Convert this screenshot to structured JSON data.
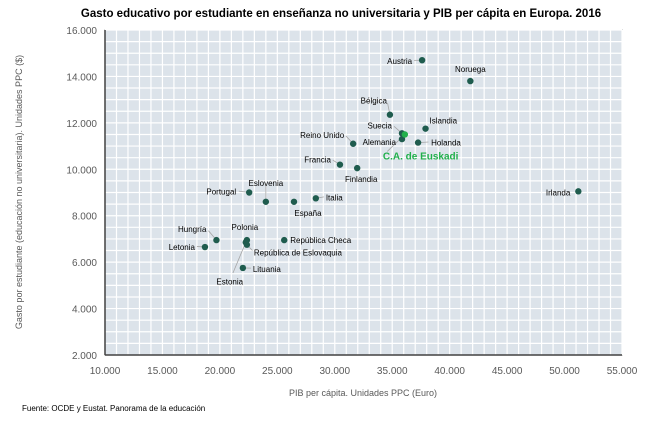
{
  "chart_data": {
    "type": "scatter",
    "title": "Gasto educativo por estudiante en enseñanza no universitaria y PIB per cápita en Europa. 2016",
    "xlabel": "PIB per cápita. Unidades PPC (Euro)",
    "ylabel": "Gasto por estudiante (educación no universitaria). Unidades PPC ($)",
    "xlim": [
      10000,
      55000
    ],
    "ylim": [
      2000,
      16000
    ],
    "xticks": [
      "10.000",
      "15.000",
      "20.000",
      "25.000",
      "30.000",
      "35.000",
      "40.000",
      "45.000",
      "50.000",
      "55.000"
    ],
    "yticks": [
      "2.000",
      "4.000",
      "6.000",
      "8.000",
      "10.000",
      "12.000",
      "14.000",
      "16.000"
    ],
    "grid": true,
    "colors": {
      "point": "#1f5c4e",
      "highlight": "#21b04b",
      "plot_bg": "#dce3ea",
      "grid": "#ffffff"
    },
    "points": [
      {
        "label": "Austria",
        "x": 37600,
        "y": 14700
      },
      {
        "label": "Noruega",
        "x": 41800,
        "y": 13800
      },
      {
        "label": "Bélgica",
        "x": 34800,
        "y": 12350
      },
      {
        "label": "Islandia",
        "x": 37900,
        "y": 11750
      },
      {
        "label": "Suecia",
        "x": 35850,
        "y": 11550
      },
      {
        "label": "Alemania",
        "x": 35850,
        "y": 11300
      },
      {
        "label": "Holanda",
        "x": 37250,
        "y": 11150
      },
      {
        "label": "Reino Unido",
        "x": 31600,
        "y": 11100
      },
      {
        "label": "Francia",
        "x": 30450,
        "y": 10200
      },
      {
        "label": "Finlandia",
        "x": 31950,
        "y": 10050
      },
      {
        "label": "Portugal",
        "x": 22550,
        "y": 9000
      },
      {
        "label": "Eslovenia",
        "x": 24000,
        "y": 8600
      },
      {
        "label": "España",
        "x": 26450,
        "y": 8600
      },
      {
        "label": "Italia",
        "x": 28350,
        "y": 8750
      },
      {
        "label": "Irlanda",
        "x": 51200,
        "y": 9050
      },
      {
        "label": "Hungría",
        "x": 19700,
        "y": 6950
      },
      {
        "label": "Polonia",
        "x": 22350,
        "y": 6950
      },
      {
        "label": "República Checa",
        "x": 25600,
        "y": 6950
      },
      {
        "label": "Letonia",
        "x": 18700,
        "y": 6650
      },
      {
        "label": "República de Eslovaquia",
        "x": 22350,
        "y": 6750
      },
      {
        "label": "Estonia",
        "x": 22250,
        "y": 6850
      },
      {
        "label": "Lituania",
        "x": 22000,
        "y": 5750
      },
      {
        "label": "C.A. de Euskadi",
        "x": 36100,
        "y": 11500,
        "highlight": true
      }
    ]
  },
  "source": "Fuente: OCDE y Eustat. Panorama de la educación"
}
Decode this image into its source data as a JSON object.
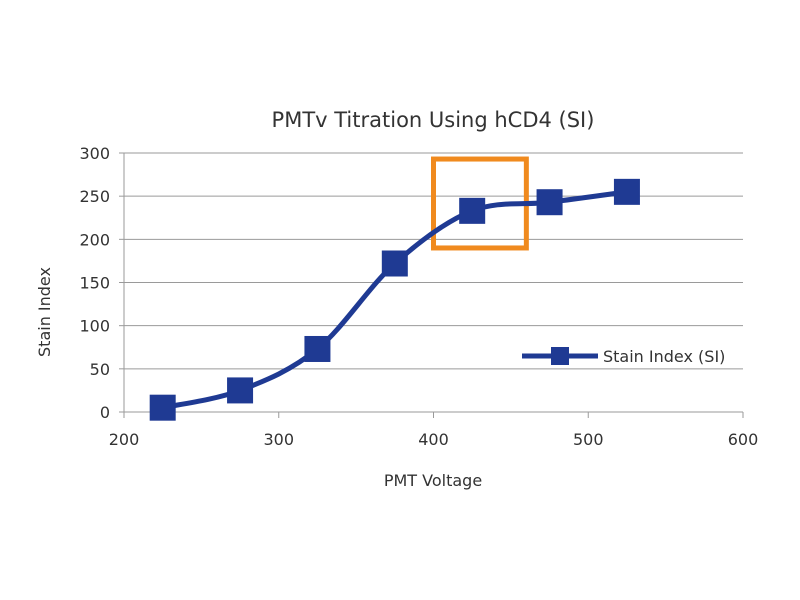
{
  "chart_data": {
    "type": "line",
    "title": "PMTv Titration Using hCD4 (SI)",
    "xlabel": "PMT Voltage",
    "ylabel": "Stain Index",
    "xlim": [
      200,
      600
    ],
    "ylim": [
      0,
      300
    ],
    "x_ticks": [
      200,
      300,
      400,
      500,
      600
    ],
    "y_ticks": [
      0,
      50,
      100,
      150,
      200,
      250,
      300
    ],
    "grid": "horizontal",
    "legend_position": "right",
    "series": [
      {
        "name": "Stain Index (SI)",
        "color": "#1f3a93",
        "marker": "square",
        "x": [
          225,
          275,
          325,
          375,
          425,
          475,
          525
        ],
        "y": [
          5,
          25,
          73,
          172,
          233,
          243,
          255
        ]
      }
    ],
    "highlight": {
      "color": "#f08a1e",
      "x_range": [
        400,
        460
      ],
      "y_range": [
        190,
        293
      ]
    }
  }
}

● **Your goal**:
Filter the data, keeping only the lines that contain "Stain".

● **Correct result**:
    "ylabel": "Stain Index",
        "name": "Stain Index (SI)",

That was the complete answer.